§ Text shown:
****

The belligerents involved in the war need not agree on the expected length of war. It is possible that one side plans for a prolonged conflict while the other expects a quick victory, as was the case between France and Germany in World War II. It is, likewise, possible for both sides to expect a quick victory, as was the case for the same belligerents in World War I. Each state makes its own calculations about the expected length of the coming war.
What is considered by belligerents to be a short or a long war is historically contingent. Before the invention of railroads, when an army had to march on foot to the battlefield, a short war would have been much longer than a short war in the age of cargo trucks and airplanes. For World War I, which was expected to be short by most belligerents, short meant that the “boys would be home by Christmas,” after around five months.28 Several modern wars, on the other hand, are measured in days, not months. For these wars, an expectation of a five month war might seem quite long. In the cases examined in the following chapters,29 a short war refers to a conflict that lasts no more than one campaign season and does not require troops to winter near the battlefield. A long war lasts more than one campaign season and does require troops to winter near the battlefield.
There are two sources of information that can help establish the state’s expectation of the length of war. The first comes from the public statements of leaders and their private correspondences with advisers and military commanders. What sort of war were the leaders preparing to fight? How long a campaign were they expecting? How optimistic were they about achieving their goals in the set time frame? How much logistical support did they allocate? Did they plan to call up reservists? The second source of information is the actual arrangements made for the war effort: Did the state make costly investments into the war, suggesting they were preparing for a long conflict? For example, the construction of extensive fortifications, the preparations of trenches before the war begins, or the construction of field railroads to solidify supply lines would indicate a state preparing for a long war. All of these actions would be a waste of resources and effort if the state expected to win the war before such construction was even complete. On the other hand, sending troops to a location with a cold climate without winter clothes indicates preparation for a short war.

****

§ Task 1:
Reproduce the passage above on expected war length from "What is considered" to "does require troops to winter near the battlefield.".

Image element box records
****

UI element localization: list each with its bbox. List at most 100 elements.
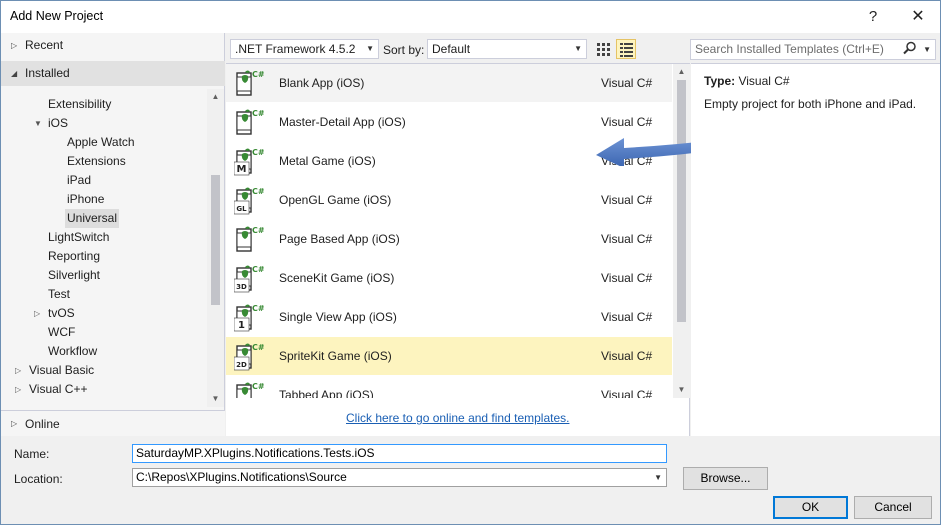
template-row[interactable]: C# 1 Single View App (iOS) Visual C# <box>226 298 672 336</box>
svg-text:2D: 2D <box>236 361 247 369</box>
online-section[interactable]: ▷ Online <box>1 410 225 436</box>
scroll-down-icon[interactable]: ▼ <box>207 391 224 407</box>
template-name: Page Based App (iOS) <box>279 232 400 246</box>
expand-arrow-icon[interactable]: ▷ <box>11 33 17 58</box>
project-name-value: SaturdayMP.XPlugins.Notifications.Tests.… <box>136 446 375 460</box>
collapse-arrow-icon[interactable]: ▼ <box>34 114 42 133</box>
framework-value: .NET Framework 4.5.2 <box>235 42 356 56</box>
tree-item[interactable]: iPad <box>67 171 91 190</box>
expand-arrow-icon[interactable]: ▷ <box>15 380 21 399</box>
chevron-down-icon[interactable]: ▼ <box>654 469 662 486</box>
scroll-up-icon[interactable]: ▲ <box>207 89 224 105</box>
template-name: Blank App (iOS) <box>279 76 365 90</box>
tree-item[interactable]: ▼ iOS <box>34 114 68 133</box>
tree-item[interactable]: Universal <box>65 209 120 228</box>
template-row[interactable]: C# Blank App (iOS) Visual C# <box>226 64 672 102</box>
expand-arrow-icon[interactable]: ▷ <box>15 361 21 380</box>
svg-text:C#: C# <box>252 70 264 79</box>
scroll-up-icon[interactable]: ▲ <box>673 64 690 80</box>
svg-text:M: M <box>237 164 247 175</box>
expand-arrow-icon[interactable]: ▷ <box>11 411 17 437</box>
find-templates-online-link[interactable]: Click here to go online and find templat… <box>346 411 569 425</box>
template-row[interactable]: C# Page Based App (iOS) Visual C# <box>226 220 672 258</box>
small-icons-view-button[interactable] <box>593 39 613 59</box>
tree-item[interactable]: Workflow <box>48 342 97 361</box>
add-new-project-dialog: Add New Project ? ✕ ▷ Recent ◢ Installed… <box>0 0 941 525</box>
ok-button[interactable]: OK <box>773 496 848 519</box>
search-templates-input[interactable]: Search Installed Templates (Ctrl+E) ▼ <box>690 39 936 60</box>
tree-scrollbar[interactable]: ▲ ▼ <box>207 89 224 407</box>
tree-item-label: Universal <box>67 211 118 225</box>
svg-text:C#: C# <box>252 187 264 196</box>
scroll-thumb[interactable] <box>677 80 686 322</box>
svg-text:3D: 3D <box>236 283 247 291</box>
svg-text:C#: C# <box>252 382 264 391</box>
sort-dropdown[interactable]: Default ▼ <box>427 39 587 59</box>
expand-arrow-icon[interactable]: ▷ <box>34 304 40 323</box>
template-row[interactable]: C# Tabbed App (iOS) Visual C# <box>226 376 672 398</box>
close-button[interactable]: ✕ <box>898 3 938 31</box>
template-row[interactable]: C# 3D SceneKit Game (iOS) Visual C# <box>226 259 672 297</box>
installed-section[interactable]: ◢ Installed <box>1 61 225 86</box>
ios-template-icon: C# <box>236 382 264 398</box>
tree-item[interactable]: iPhone <box>67 190 104 209</box>
ios-template-icon: C# 1 <box>234 304 264 332</box>
tree-item-label: LightSwitch <box>48 230 110 244</box>
type-label: Type: <box>704 74 736 88</box>
chevron-down-icon[interactable]: ▼ <box>923 40 931 59</box>
ios-template-icon: C# <box>236 70 264 96</box>
template-toolbar: .NET Framework 4.5.2 ▼ Sort by: Default … <box>226 33 941 63</box>
recent-label: Recent <box>25 38 64 52</box>
online-label: Online <box>25 417 60 431</box>
tree-item[interactable]: Extensibility <box>48 95 111 114</box>
installed-label: Installed <box>25 66 70 80</box>
chevron-down-icon: ▼ <box>574 44 582 53</box>
tree-item[interactable]: Apple Watch <box>67 133 135 152</box>
tree-item[interactable]: ▷ tvOS <box>34 304 75 323</box>
template-details-panel: Type: Visual C# Empty project for both i… <box>691 63 940 436</box>
tree-item[interactable]: Extensions <box>67 152 126 171</box>
template-list-panel: C# Blank App (iOS) Visual C# C# Master-De… <box>226 63 718 436</box>
tree-item-label: Silverlight <box>48 268 101 282</box>
title-bar: Add New Project ? ✕ <box>1 1 940 33</box>
tree-item[interactable]: Test <box>48 285 70 304</box>
list-view-button[interactable] <box>616 39 636 59</box>
cancel-button[interactable]: Cancel <box>854 496 932 519</box>
browse-button[interactable]: Browse... <box>683 467 768 490</box>
template-language: Visual C# <box>601 115 653 129</box>
scroll-down-icon[interactable]: ▼ <box>673 382 690 398</box>
scroll-thumb[interactable] <box>211 175 220 305</box>
template-name: Master-Detail App (iOS) <box>279 115 406 129</box>
help-button[interactable]: ? <box>853 3 893 31</box>
template-language: Visual C# <box>601 271 653 285</box>
framework-dropdown[interactable]: .NET Framework 4.5.2 ▼ <box>230 39 379 59</box>
ios-template-icon: C# GL <box>234 187 264 215</box>
recent-section[interactable]: ▷ Recent <box>1 33 225 58</box>
tree-item[interactable]: Reporting <box>48 247 100 266</box>
chevron-down-icon: ▼ <box>366 44 374 53</box>
collapse-arrow-icon[interactable]: ◢ <box>11 61 17 86</box>
tree-item[interactable]: WCF <box>48 323 75 342</box>
location-combobox[interactable]: C:\Repos\XPlugins.Notifications\Source ▼ <box>132 468 667 487</box>
search-icon[interactable] <box>903 41 917 55</box>
tree-item[interactable]: ▷ Visual Basic <box>15 361 94 380</box>
sort-label: Sort by: <box>383 43 425 57</box>
tree-item-label: Extensibility <box>48 97 112 111</box>
type-value: Visual C# <box>738 74 790 88</box>
template-name: Single View App (iOS) <box>279 310 397 324</box>
template-language: Visual C# <box>601 193 653 207</box>
template-language: Visual C# <box>601 310 653 324</box>
svg-text:C#: C# <box>252 226 264 235</box>
tree-item[interactable]: ▷ Visual C++ <box>15 380 87 399</box>
template-scrollbar[interactable]: ▲ ▼ <box>673 64 690 398</box>
template-row[interactable]: C# GL OpenGL Game (iOS) Visual C# <box>226 181 672 219</box>
tree-item[interactable]: Silverlight <box>48 266 100 285</box>
tree-item-label: tvOS <box>48 306 75 320</box>
svg-text:C#: C# <box>252 148 264 157</box>
tree-item[interactable]: LightSwitch <box>48 228 109 247</box>
project-name-input[interactable]: SaturdayMP.XPlugins.Notifications.Tests.… <box>132 444 667 463</box>
template-row[interactable]: C# 2D SpriteKit Game (iOS) Visual C# <box>226 337 672 375</box>
ios-template-icon: C# M <box>234 148 264 176</box>
tree-item-label: Workflow <box>48 344 98 358</box>
grid-icon <box>597 43 610 56</box>
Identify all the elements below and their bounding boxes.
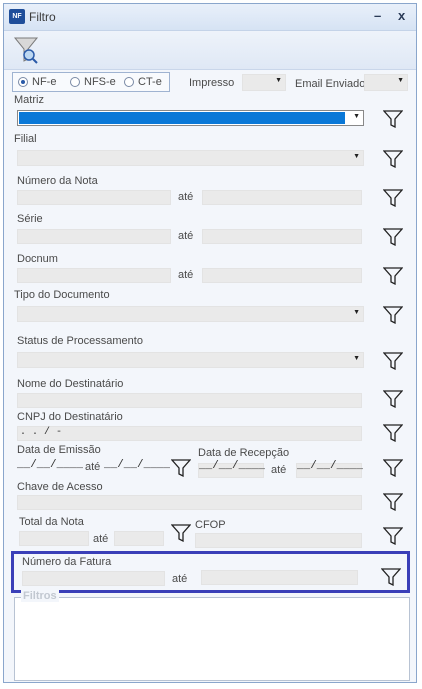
data-recepcao-ate: até	[271, 464, 287, 476]
filter-icon[interactable]	[383, 352, 403, 370]
data-recepcao-label: Data de Recepção	[198, 447, 290, 459]
filter-icon[interactable]	[383, 150, 403, 168]
data-emissao-to[interactable]: __/__/____	[104, 459, 170, 471]
total-nota-label: Total da Nota	[19, 516, 84, 528]
total-nota-to[interactable]	[114, 531, 164, 546]
combo-arrow-icon: ▼	[275, 77, 282, 84]
filter-window: NF Filtro – x NF-e NFS-e CT-e Impresso ▼…	[3, 3, 417, 683]
nome-destinatario-label: Nome do Destinatário	[17, 378, 124, 390]
combo-arrow-icon: ▼	[353, 113, 360, 120]
numero-fatura-ate: até	[172, 573, 188, 585]
data-emissao-from[interactable]: __/__/____	[17, 459, 83, 471]
numero-fatura-to[interactable]	[201, 570, 358, 585]
filter-icon[interactable]	[171, 524, 191, 542]
numero-fatura-from[interactable]	[22, 571, 165, 586]
docnum-to[interactable]	[202, 268, 362, 283]
data-recepcao-from[interactable]: __/__/____	[199, 460, 265, 472]
filial-select[interactable]: ▼	[17, 150, 364, 166]
matriz-selection	[19, 112, 345, 124]
docnum-from[interactable]	[17, 268, 171, 283]
impresso-label: Impresso	[189, 77, 235, 89]
cnpj-destinatario-input[interactable]: . . / -	[17, 426, 362, 441]
filter-icon[interactable]	[171, 459, 191, 477]
chave-acesso-input[interactable]	[17, 495, 362, 510]
filter-icon[interactable]	[383, 267, 403, 285]
window-title: Filtro	[29, 10, 56, 24]
serie-to[interactable]	[202, 229, 362, 244]
docnum-label: Docnum	[17, 253, 58, 265]
combo-arrow-icon: ▼	[353, 309, 360, 316]
tipo-documento-select[interactable]: ▼	[17, 306, 364, 322]
matriz-select[interactable]: ▼	[17, 110, 364, 126]
filter-icon[interactable]	[383, 459, 403, 477]
total-nota-from[interactable]	[19, 531, 89, 546]
filter-icon[interactable]	[383, 189, 403, 207]
status-processamento-label: Status de Processamento	[17, 335, 143, 347]
status-processamento-select[interactable]: ▼	[17, 352, 364, 368]
radio-nfe-label: NF-e	[32, 76, 57, 88]
title-bar: NF Filtro – x	[4, 4, 416, 31]
combo-arrow-icon: ▼	[353, 355, 360, 362]
app-icon: NF	[9, 9, 25, 24]
cfop-input[interactable]	[195, 533, 362, 548]
radio-nfse[interactable]	[70, 77, 80, 87]
filter-icon[interactable]	[383, 527, 403, 545]
total-nota-ate: até	[93, 533, 109, 545]
email-enviado-label: Email Enviado	[295, 78, 366, 90]
numero-nota-from[interactable]	[17, 190, 171, 205]
cnpj-destinatario-label: CNPJ do Destinatário	[17, 411, 123, 423]
filter-icon[interactable]	[383, 493, 403, 511]
data-emissao-ate: até	[85, 461, 101, 473]
filter-icon[interactable]	[383, 424, 403, 442]
cnpj-mask: . . / -	[20, 427, 63, 438]
chave-acesso-label: Chave de Acesso	[17, 481, 103, 493]
filtros-label: Filtros	[21, 590, 59, 602]
cfop-label: CFOP	[195, 519, 226, 531]
docnum-ate: até	[178, 269, 194, 281]
filter-icon[interactable]	[383, 390, 403, 408]
radio-nfse-label: NFS-e	[84, 76, 116, 88]
numero-nota-label: Número da Nota	[17, 175, 98, 187]
serie-label: Série	[17, 213, 43, 225]
combo-arrow-icon: ▼	[353, 153, 360, 160]
tipo-documento-label: Tipo do Documento	[14, 289, 110, 301]
matriz-label: Matriz	[14, 94, 44, 106]
filtros-groupbox: Filtros	[14, 590, 410, 681]
serie-ate: até	[178, 230, 194, 242]
impresso-select[interactable]: ▼	[242, 74, 286, 91]
radio-nfe[interactable]	[18, 77, 28, 87]
data-recepcao-to[interactable]: __/__/____	[297, 460, 363, 472]
nome-destinatario-input[interactable]	[17, 393, 362, 408]
minimize-button[interactable]: –	[374, 8, 381, 23]
numero-fatura-label: Número da Fatura	[22, 556, 112, 568]
email-enviado-select[interactable]: ▼	[364, 74, 408, 91]
filter-icon[interactable]	[381, 568, 401, 586]
numero-nota-ate: até	[178, 191, 194, 203]
filter-search-icon[interactable]	[12, 35, 40, 65]
combo-arrow-icon: ▼	[397, 77, 404, 84]
filial-label: Filial	[14, 133, 37, 145]
radio-cte-label: CT-e	[138, 76, 162, 88]
data-emissao-label: Data de Emissão	[17, 444, 101, 456]
numero-nota-to[interactable]	[202, 190, 362, 205]
filter-icon[interactable]	[383, 306, 403, 324]
filter-icon[interactable]	[383, 110, 403, 128]
toolbar	[4, 31, 416, 70]
filter-icon[interactable]	[383, 228, 403, 246]
radio-cte[interactable]	[124, 77, 134, 87]
close-button[interactable]: x	[398, 8, 405, 23]
serie-from[interactable]	[17, 229, 171, 244]
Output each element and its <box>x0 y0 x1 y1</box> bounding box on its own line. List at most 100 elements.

****

§ Task 2:
Pull out every line of the entries that contains the string "Blank".

§ Exercise output 1:
What is considered by belligerents to be a short or a long war is historically contingent. Before the invention of railroads, when an army had to march on foot to the battlefield, a short war would have been much longer than a short war in the age of cargo trucks and airplanes. For World War I, which was expected to be short by most belligerents, short meant that the “boys would be home by Christmas,” after around five months.28 Several modern wars, on the other hand, are measured in days, not months. For these wars, an expectation of a five month war might seem quite long. In the cases examined in the following chapters,29 a short war refers to a conflict that lasts no more than one campaign season and does not require troops to winter near the battlefield. A long war lasts more than one campaign season and does require troops to winter near the battlefield.

§ Exercise output 2:
template-name: Blank App (iOS) <box>279 76 365 90</box>
template-row[interactable]: C# Blank App (iOS) Visual C# <box>226 64 672 102</box>
template-list-panel: C# Blank App (iOS) Visual C# C# Master-De… <box>226 63 718 436</box>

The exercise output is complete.